═════ DATASET EXCERPTS

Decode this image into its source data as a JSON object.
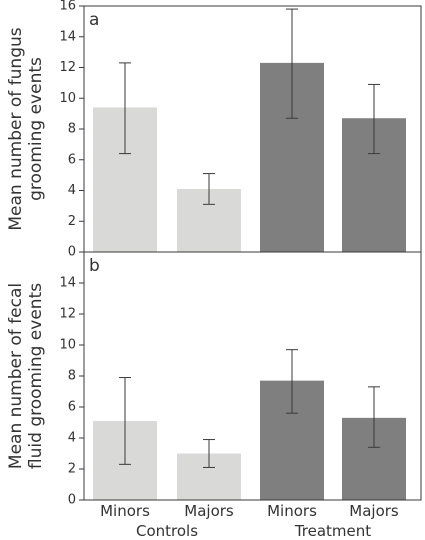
{
  "chart_data": [
    {
      "type": "bar",
      "panel_label": "a",
      "ylabel_lines": [
        "Mean number of fungus",
        "grooming events"
      ],
      "ylim": [
        0,
        16
      ],
      "yticks": [
        0,
        2,
        4,
        6,
        8,
        10,
        12,
        14,
        16
      ],
      "categories": [
        "Minors",
        "Majors",
        "Minors",
        "Majors"
      ],
      "groups": [
        "Controls",
        "Controls",
        "Treatment",
        "Treatment"
      ],
      "values": [
        9.4,
        4.1,
        12.3,
        8.7
      ],
      "error_low": [
        6.4,
        3.1,
        8.7,
        6.4
      ],
      "error_high": [
        12.3,
        5.1,
        15.8,
        10.9
      ],
      "bar_colors": [
        "#d9d9d7",
        "#d9d9d7",
        "#7f7f7f",
        "#7f7f7f"
      ]
    },
    {
      "type": "bar",
      "panel_label": "b",
      "ylabel_lines": [
        "Mean number of fecal",
        "fluid grooming events"
      ],
      "ylim": [
        0,
        16
      ],
      "yticks": [
        0,
        2,
        4,
        6,
        8,
        10,
        12,
        14
      ],
      "categories": [
        "Minors",
        "Majors",
        "Minors",
        "Majors"
      ],
      "groups": [
        "Controls",
        "Controls",
        "Treatment",
        "Treatment"
      ],
      "values": [
        5.1,
        3.0,
        7.7,
        5.3
      ],
      "error_low": [
        2.3,
        2.1,
        5.6,
        3.4
      ],
      "error_high": [
        7.9,
        3.9,
        9.7,
        7.3
      ],
      "bar_colors": [
        "#d9d9d7",
        "#d9d9d7",
        "#7f7f7f",
        "#7f7f7f"
      ]
    }
  ],
  "x_groups": [
    "Controls",
    "Treatment"
  ]
}
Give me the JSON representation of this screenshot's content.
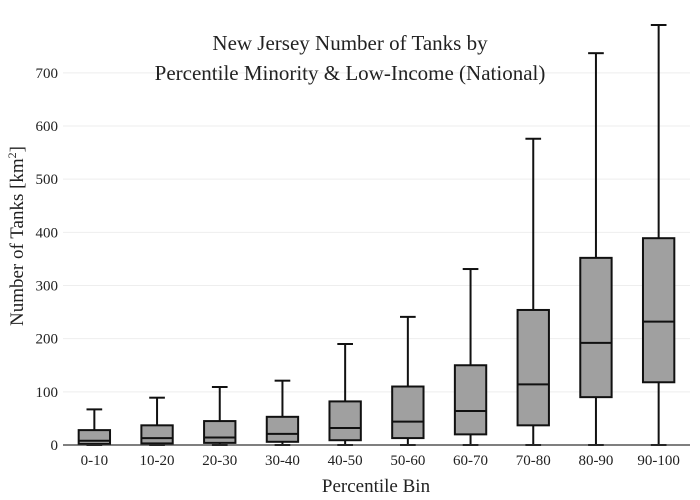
{
  "chart_data": {
    "type": "box",
    "title_lines": [
      "New Jersey Number of Tanks by",
      "Percentile Minority & Low-Income (National)"
    ],
    "xlabel": "Percentile Bin",
    "ylabel": "Number of Tanks",
    "ylabel_unit_base": "[km",
    "ylabel_unit_exp": "2",
    "ylabel_unit_close": "]",
    "ylim": [
      0,
      790
    ],
    "yticks": [
      0,
      100,
      200,
      300,
      400,
      500,
      600,
      700
    ],
    "grid": true,
    "box_color": "#a0a0a0",
    "categories": [
      "0-10",
      "10-20",
      "20-30",
      "30-40",
      "40-50",
      "50-60",
      "60-70",
      "70-80",
      "80-90",
      "90-100"
    ],
    "boxes": [
      {
        "min": 0,
        "q1": 2,
        "median": 8,
        "q3": 28,
        "max": 67
      },
      {
        "min": 0,
        "q1": 3,
        "median": 13,
        "q3": 37,
        "max": 89
      },
      {
        "min": 0,
        "q1": 4,
        "median": 14,
        "q3": 45,
        "max": 109
      },
      {
        "min": 0,
        "q1": 6,
        "median": 21,
        "q3": 53,
        "max": 121
      },
      {
        "min": 0,
        "q1": 9,
        "median": 32,
        "q3": 82,
        "max": 190
      },
      {
        "min": 0,
        "q1": 13,
        "median": 44,
        "q3": 110,
        "max": 241
      },
      {
        "min": 0,
        "q1": 20,
        "median": 64,
        "q3": 150,
        "max": 331
      },
      {
        "min": 0,
        "q1": 37,
        "median": 114,
        "q3": 254,
        "max": 576
      },
      {
        "min": 0,
        "q1": 90,
        "median": 192,
        "q3": 352,
        "max": 737
      },
      {
        "min": 0,
        "q1": 118,
        "median": 232,
        "q3": 389,
        "max": 790
      }
    ]
  }
}
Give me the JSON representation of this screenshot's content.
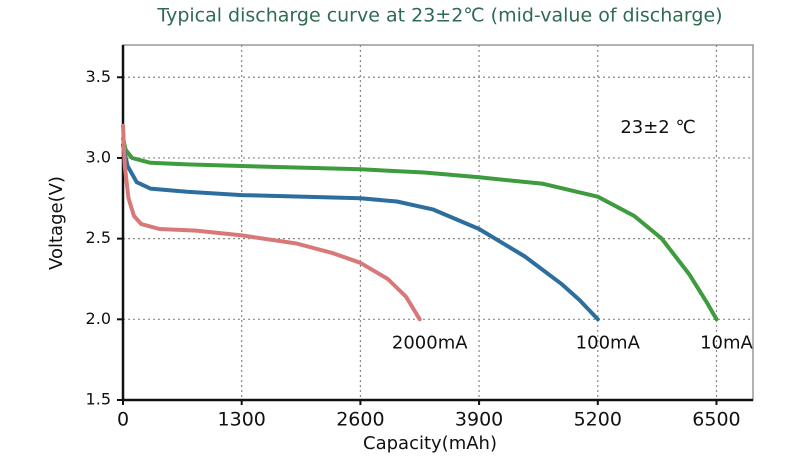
{
  "chart_data": {
    "type": "line",
    "title": "Typical discharge curve at 23±2℃ (mid-value of discharge)",
    "xlabel": "Capacity(mAh)",
    "ylabel": "Voltage(V)",
    "annotation": "23±2 ℃",
    "xlim": [
      0,
      6900
    ],
    "ylim": [
      1.5,
      3.7
    ],
    "xticks": [
      0,
      1300,
      2600,
      3900,
      5200,
      6500
    ],
    "yticks": [
      1.5,
      {
        "value": 2.0,
        "label": "2.0"
      },
      2.5,
      {
        "value": 3.0,
        "label": "3.0"
      },
      3.5
    ],
    "grid": true,
    "series": [
      {
        "name": "10mA",
        "color": "#3e9b3e",
        "x": [
          0,
          30,
          100,
          300,
          700,
          1300,
          2600,
          3300,
          3900,
          4600,
          5200,
          5600,
          5900,
          6200,
          6400,
          6500
        ],
        "values": [
          3.12,
          3.05,
          3.0,
          2.97,
          2.96,
          2.95,
          2.93,
          2.91,
          2.88,
          2.84,
          2.76,
          2.64,
          2.5,
          2.28,
          2.1,
          2.0
        ]
      },
      {
        "name": "100mA",
        "color": "#2c6f9e",
        "x": [
          0,
          50,
          150,
          300,
          700,
          1300,
          2000,
          2600,
          3000,
          3400,
          3900,
          4400,
          4800,
          5000,
          5200
        ],
        "values": [
          3.08,
          2.95,
          2.85,
          2.81,
          2.79,
          2.77,
          2.76,
          2.75,
          2.73,
          2.68,
          2.56,
          2.39,
          2.22,
          2.12,
          2.0
        ]
      },
      {
        "name": "2000mA",
        "color": "#d87878",
        "x": [
          0,
          20,
          60,
          120,
          200,
          400,
          800,
          1300,
          1900,
          2300,
          2600,
          2900,
          3100,
          3250
        ],
        "values": [
          3.2,
          2.95,
          2.75,
          2.64,
          2.59,
          2.56,
          2.55,
          2.52,
          2.47,
          2.41,
          2.35,
          2.25,
          2.14,
          2.0
        ]
      }
    ]
  }
}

══════════

▶ _EXERCISE_
Images do not belong in the copy; reproduce all other parts of the records above verbatim.

▶ _OUTPUT OF THE EXERCISE_
Decode this image into its source data as a JSON object.
{
  "chart_data": [
    {
      "type": "bar",
      "panel_label": "a",
      "ylabel_lines": [
        "Mean number of fungus",
        "grooming events"
      ],
      "ylim": [
        0,
        16
      ],
      "yticks": [
        0,
        2,
        4,
        6,
        8,
        10,
        12,
        14,
        16
      ],
      "categories": [
        "Minors",
        "Majors",
        "Minors",
        "Majors"
      ],
      "groups": [
        "Controls",
        "Controls",
        "Treatment",
        "Treatment"
      ],
      "values": [
        9.4,
        4.1,
        12.3,
        8.7
      ],
      "error_low": [
        6.4,
        3.1,
        8.7,
        6.4
      ],
      "error_high": [
        12.3,
        5.1,
        15.8,
        10.9
      ],
      "bar_colors": [
        "#d9d9d7",
        "#d9d9d7",
        "#7f7f7f",
        "#7f7f7f"
      ]
    },
    {
      "type": "bar",
      "panel_label": "b",
      "ylabel_lines": [
        "Mean number of fecal",
        "fluid grooming events"
      ],
      "ylim": [
        0,
        16
      ],
      "yticks": [
        0,
        2,
        4,
        6,
        8,
        10,
        12,
        14
      ],
      "categories": [
        "Minors",
        "Majors",
        "Minors",
        "Majors"
      ],
      "groups": [
        "Controls",
        "Controls",
        "Treatment",
        "Treatment"
      ],
      "values": [
        5.1,
        3.0,
        7.7,
        5.3
      ],
      "error_low": [
        2.3,
        2.1,
        5.6,
        3.4
      ],
      "error_high": [
        7.9,
        3.9,
        9.7,
        7.3
      ],
      "bar_colors": [
        "#d9d9d7",
        "#d9d9d7",
        "#7f7f7f",
        "#7f7f7f"
      ]
    }
  ],
  "x_groups": [
    "Controls",
    "Treatment"
  ]
}
Give me the JSON representation of this screenshot's content.
{
  "chart_data": {
    "type": "box",
    "title_lines": [
      "New Jersey Number of Tanks by",
      "Percentile Minority & Low-Income (National)"
    ],
    "xlabel": "Percentile Bin",
    "ylabel": "Number of Tanks",
    "ylabel_unit_base": "[km",
    "ylabel_unit_exp": "2",
    "ylabel_unit_close": "]",
    "ylim": [
      0,
      790
    ],
    "yticks": [
      0,
      100,
      200,
      300,
      400,
      500,
      600,
      700
    ],
    "grid": true,
    "box_color": "#a0a0a0",
    "categories": [
      "0-10",
      "10-20",
      "20-30",
      "30-40",
      "40-50",
      "50-60",
      "60-70",
      "70-80",
      "80-90",
      "90-100"
    ],
    "boxes": [
      {
        "min": 0,
        "q1": 2,
        "median": 8,
        "q3": 28,
        "max": 67
      },
      {
        "min": 0,
        "q1": 3,
        "median": 13,
        "q3": 37,
        "max": 89
      },
      {
        "min": 0,
        "q1": 4,
        "median": 14,
        "q3": 45,
        "max": 109
      },
      {
        "min": 0,
        "q1": 6,
        "median": 21,
        "q3": 53,
        "max": 121
      },
      {
        "min": 0,
        "q1": 9,
        "median": 32,
        "q3": 82,
        "max": 190
      },
      {
        "min": 0,
        "q1": 13,
        "median": 44,
        "q3": 110,
        "max": 241
      },
      {
        "min": 0,
        "q1": 20,
        "median": 64,
        "q3": 150,
        "max": 331
      },
      {
        "min": 0,
        "q1": 37,
        "median": 114,
        "q3": 254,
        "max": 576
      },
      {
        "min": 0,
        "q1": 90,
        "median": 192,
        "q3": 352,
        "max": 737
      },
      {
        "min": 0,
        "q1": 118,
        "median": 232,
        "q3": 389,
        "max": 790
      }
    ]
  }
}
Give me the JSON representation of this screenshot's content.
{
  "chart_data": {
    "type": "line",
    "title": "Typical discharge curve at 23±2℃ (mid-value of discharge)",
    "xlabel": "Capacity(mAh)",
    "ylabel": "Voltage(V)",
    "annotation": "23±2 ℃",
    "xlim": [
      0,
      6900
    ],
    "ylim": [
      1.5,
      3.7
    ],
    "xticks": [
      0,
      1300,
      2600,
      3900,
      5200,
      6500
    ],
    "yticks": [
      1.5,
      {
        "value": 2.0,
        "label": "2.0"
      },
      2.5,
      {
        "value": 3.0,
        "label": "3.0"
      },
      3.5
    ],
    "grid": true,
    "series": [
      {
        "name": "10mA",
        "color": "#3e9b3e",
        "x": [
          0,
          30,
          100,
          300,
          700,
          1300,
          2600,
          3300,
          3900,
          4600,
          5200,
          5600,
          5900,
          6200,
          6400,
          6500
        ],
        "values": [
          3.12,
          3.05,
          3.0,
          2.97,
          2.96,
          2.95,
          2.93,
          2.91,
          2.88,
          2.84,
          2.76,
          2.64,
          2.5,
          2.28,
          2.1,
          2.0
        ]
      },
      {
        "name": "100mA",
        "color": "#2c6f9e",
        "x": [
          0,
          50,
          150,
          300,
          700,
          1300,
          2000,
          2600,
          3000,
          3400,
          3900,
          4400,
          4800,
          5000,
          5200
        ],
        "values": [
          3.08,
          2.95,
          2.85,
          2.81,
          2.79,
          2.77,
          2.76,
          2.75,
          2.73,
          2.68,
          2.56,
          2.39,
          2.22,
          2.12,
          2.0
        ]
      },
      {
        "name": "2000mA",
        "color": "#d87878",
        "x": [
          0,
          20,
          60,
          120,
          200,
          400,
          800,
          1300,
          1900,
          2300,
          2600,
          2900,
          3100,
          3250
        ],
        "values": [
          3.2,
          2.95,
          2.75,
          2.64,
          2.59,
          2.56,
          2.55,
          2.52,
          2.47,
          2.41,
          2.35,
          2.25,
          2.14,
          2.0
        ]
      }
    ]
  }
}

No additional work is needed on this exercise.